• [What the task asks] Retype every one of the rows below without changing a single character.

• [Supplied data]
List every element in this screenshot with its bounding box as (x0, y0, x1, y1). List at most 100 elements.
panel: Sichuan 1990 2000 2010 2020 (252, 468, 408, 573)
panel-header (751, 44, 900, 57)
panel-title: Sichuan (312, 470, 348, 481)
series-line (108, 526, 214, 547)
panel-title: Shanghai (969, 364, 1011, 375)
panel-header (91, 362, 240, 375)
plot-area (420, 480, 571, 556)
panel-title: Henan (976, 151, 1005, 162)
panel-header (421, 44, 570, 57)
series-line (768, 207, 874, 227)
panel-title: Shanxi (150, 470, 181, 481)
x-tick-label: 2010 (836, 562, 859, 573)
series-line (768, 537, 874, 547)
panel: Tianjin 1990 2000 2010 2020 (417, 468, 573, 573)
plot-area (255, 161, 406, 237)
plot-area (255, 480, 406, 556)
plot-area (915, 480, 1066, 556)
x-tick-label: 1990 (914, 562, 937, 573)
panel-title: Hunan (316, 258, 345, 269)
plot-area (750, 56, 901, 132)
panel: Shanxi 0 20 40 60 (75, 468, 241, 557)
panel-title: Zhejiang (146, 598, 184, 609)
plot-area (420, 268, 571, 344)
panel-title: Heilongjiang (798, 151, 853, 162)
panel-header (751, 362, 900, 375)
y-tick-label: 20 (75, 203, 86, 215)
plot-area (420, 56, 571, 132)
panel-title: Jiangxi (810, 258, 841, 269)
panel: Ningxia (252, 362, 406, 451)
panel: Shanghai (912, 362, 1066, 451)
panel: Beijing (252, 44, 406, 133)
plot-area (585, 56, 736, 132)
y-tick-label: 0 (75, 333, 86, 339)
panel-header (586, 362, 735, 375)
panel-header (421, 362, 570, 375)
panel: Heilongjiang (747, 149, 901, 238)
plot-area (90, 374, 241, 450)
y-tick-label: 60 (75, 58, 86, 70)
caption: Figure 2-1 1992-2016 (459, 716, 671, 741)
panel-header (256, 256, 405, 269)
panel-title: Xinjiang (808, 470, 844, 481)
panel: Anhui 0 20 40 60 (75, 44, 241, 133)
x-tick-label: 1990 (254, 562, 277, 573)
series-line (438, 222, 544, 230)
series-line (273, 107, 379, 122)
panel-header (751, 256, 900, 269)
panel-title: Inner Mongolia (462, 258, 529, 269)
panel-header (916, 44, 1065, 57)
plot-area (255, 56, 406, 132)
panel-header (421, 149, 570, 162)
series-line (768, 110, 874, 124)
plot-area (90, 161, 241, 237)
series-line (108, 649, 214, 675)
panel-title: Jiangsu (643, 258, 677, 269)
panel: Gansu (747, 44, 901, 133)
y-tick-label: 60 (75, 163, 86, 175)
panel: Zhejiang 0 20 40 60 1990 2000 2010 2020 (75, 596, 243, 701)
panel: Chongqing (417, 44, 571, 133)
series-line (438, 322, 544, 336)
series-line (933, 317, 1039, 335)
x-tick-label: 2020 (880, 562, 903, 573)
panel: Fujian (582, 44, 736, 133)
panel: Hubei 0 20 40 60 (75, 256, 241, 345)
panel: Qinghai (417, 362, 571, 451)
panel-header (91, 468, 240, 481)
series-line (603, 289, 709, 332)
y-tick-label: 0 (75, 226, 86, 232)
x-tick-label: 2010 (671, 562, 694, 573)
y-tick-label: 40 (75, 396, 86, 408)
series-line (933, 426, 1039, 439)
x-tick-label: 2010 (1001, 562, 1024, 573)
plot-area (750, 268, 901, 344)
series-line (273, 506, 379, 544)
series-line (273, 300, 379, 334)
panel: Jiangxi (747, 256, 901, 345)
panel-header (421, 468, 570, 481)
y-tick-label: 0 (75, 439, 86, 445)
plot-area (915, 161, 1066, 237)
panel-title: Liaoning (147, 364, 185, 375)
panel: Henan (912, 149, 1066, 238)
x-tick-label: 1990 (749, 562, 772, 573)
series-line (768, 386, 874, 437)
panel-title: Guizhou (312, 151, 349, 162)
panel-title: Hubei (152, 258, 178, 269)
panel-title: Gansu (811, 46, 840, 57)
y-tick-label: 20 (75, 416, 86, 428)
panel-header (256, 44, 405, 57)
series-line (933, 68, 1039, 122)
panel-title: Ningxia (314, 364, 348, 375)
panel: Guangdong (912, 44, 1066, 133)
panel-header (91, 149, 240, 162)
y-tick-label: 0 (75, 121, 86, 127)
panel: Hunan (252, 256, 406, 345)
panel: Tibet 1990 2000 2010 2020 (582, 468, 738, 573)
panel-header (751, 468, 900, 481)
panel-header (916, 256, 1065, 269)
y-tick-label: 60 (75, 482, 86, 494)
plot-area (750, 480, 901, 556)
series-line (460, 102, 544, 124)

• [The completed task]
List every element in this screenshot with its bounding box as (x0, y0, x1, y1). List at most 100 elements.
panel: Sichuan 1990 2000 2010 2020 (252, 468, 408, 573)
panel-header (751, 44, 900, 57)
panel-title: Sichuan (312, 470, 348, 481)
series-line (108, 526, 214, 547)
panel-title: Shanghai (969, 364, 1011, 375)
panel-header (91, 362, 240, 375)
plot-area (420, 480, 571, 556)
panel-title: Henan (976, 151, 1005, 162)
panel-header (421, 44, 570, 57)
series-line (768, 207, 874, 227)
panel-title: Shanxi (150, 470, 181, 481)
x-tick-label: 2010 (836, 562, 859, 573)
series-line (768, 537, 874, 547)
panel: Tianjin 1990 2000 2010 2020 (417, 468, 573, 573)
plot-area (255, 161, 406, 237)
plot-area (255, 480, 406, 556)
plot-area (915, 480, 1066, 556)
x-tick-label: 1990 (914, 562, 937, 573)
panel-title: Hunan (316, 258, 345, 269)
plot-area (750, 56, 901, 132)
panel: Shanxi 0 20 40 60 (75, 468, 241, 557)
panel-title: Zhejiang (146, 598, 184, 609)
plot-area (420, 268, 571, 344)
panel-title: Heilongjiang (798, 151, 853, 162)
panel-header (751, 362, 900, 375)
y-tick-label: 20 (75, 203, 86, 215)
plot-area (420, 56, 571, 132)
panel-title: Jiangxi (810, 258, 841, 269)
panel: Ningxia (252, 362, 406, 451)
panel: Shanghai (912, 362, 1066, 451)
panel: Beijing (252, 44, 406, 133)
plot-area (585, 56, 736, 132)
y-tick-label: 0 (75, 333, 86, 339)
panel-header (586, 362, 735, 375)
panel-header (421, 362, 570, 375)
panel: Heilongjiang (747, 149, 901, 238)
plot-area (90, 374, 241, 450)
y-tick-label: 60 (75, 58, 86, 70)
caption: Figure 2-1 1992-2016 (459, 716, 671, 741)
panel-header (256, 256, 405, 269)
panel-title: Xinjiang (808, 470, 844, 481)
panel: Anhui 0 20 40 60 (75, 44, 241, 133)
x-tick-label: 1990 (254, 562, 277, 573)
series-line (438, 222, 544, 230)
series-line (273, 107, 379, 122)
panel-header (751, 256, 900, 269)
panel-title: Inner Mongolia (462, 258, 529, 269)
panel-header (916, 44, 1065, 57)
plot-area (255, 56, 406, 132)
panel-header (421, 149, 570, 162)
series-line (768, 110, 874, 124)
plot-area (90, 161, 241, 237)
series-line (108, 649, 214, 675)
panel-title: Jiangsu (643, 258, 677, 269)
panel: Gansu (747, 44, 901, 133)
y-tick-label: 60 (75, 163, 86, 175)
panel: Zhejiang 0 20 40 60 1990 2000 2010 2020 (75, 596, 243, 701)
panel: Chongqing (417, 44, 571, 133)
series-line (438, 322, 544, 336)
series-line (933, 317, 1039, 335)
x-tick-label: 2020 (880, 562, 903, 573)
panel: Fujian (582, 44, 736, 133)
panel: Hubei 0 20 40 60 (75, 256, 241, 345)
panel: Qinghai (417, 362, 571, 451)
panel-header (91, 468, 240, 481)
series-line (603, 289, 709, 332)
y-tick-label: 0 (75, 226, 86, 232)
x-tick-label: 2010 (671, 562, 694, 573)
y-tick-label: 40 (75, 396, 86, 408)
series-line (933, 426, 1039, 439)
x-tick-label: 2010 (1001, 562, 1024, 573)
plot-area (750, 268, 901, 344)
series-line (273, 506, 379, 544)
series-line (273, 300, 379, 334)
panel: Jiangxi (747, 256, 901, 345)
panel-header (421, 468, 570, 481)
y-tick-label: 0 (75, 439, 86, 445)
plot-area (915, 161, 1066, 237)
panel-title: Liaoning (147, 364, 185, 375)
panel: Henan (912, 149, 1066, 238)
x-tick-label: 1990 (749, 562, 772, 573)
series-line (768, 386, 874, 437)
panel-title: Guizhou (312, 151, 349, 162)
panel-title: Hubei (152, 258, 178, 269)
panel-title: Gansu (811, 46, 840, 57)
y-tick-label: 20 (75, 416, 86, 428)
panel-header (256, 44, 405, 57)
series-line (933, 68, 1039, 122)
panel-title: Ningxia (314, 364, 348, 375)
panel: Guangdong (912, 44, 1066, 133)
panel-header (91, 149, 240, 162)
y-tick-label: 0 (75, 121, 86, 127)
panel: Hunan (252, 256, 406, 345)
panel: Tibet 1990 2000 2010 2020 (582, 468, 738, 573)
panel-header (751, 468, 900, 481)
panel-header (916, 256, 1065, 269)
y-tick-label: 60 (75, 482, 86, 494)
plot-area (750, 480, 901, 556)
series-line (460, 102, 544, 124)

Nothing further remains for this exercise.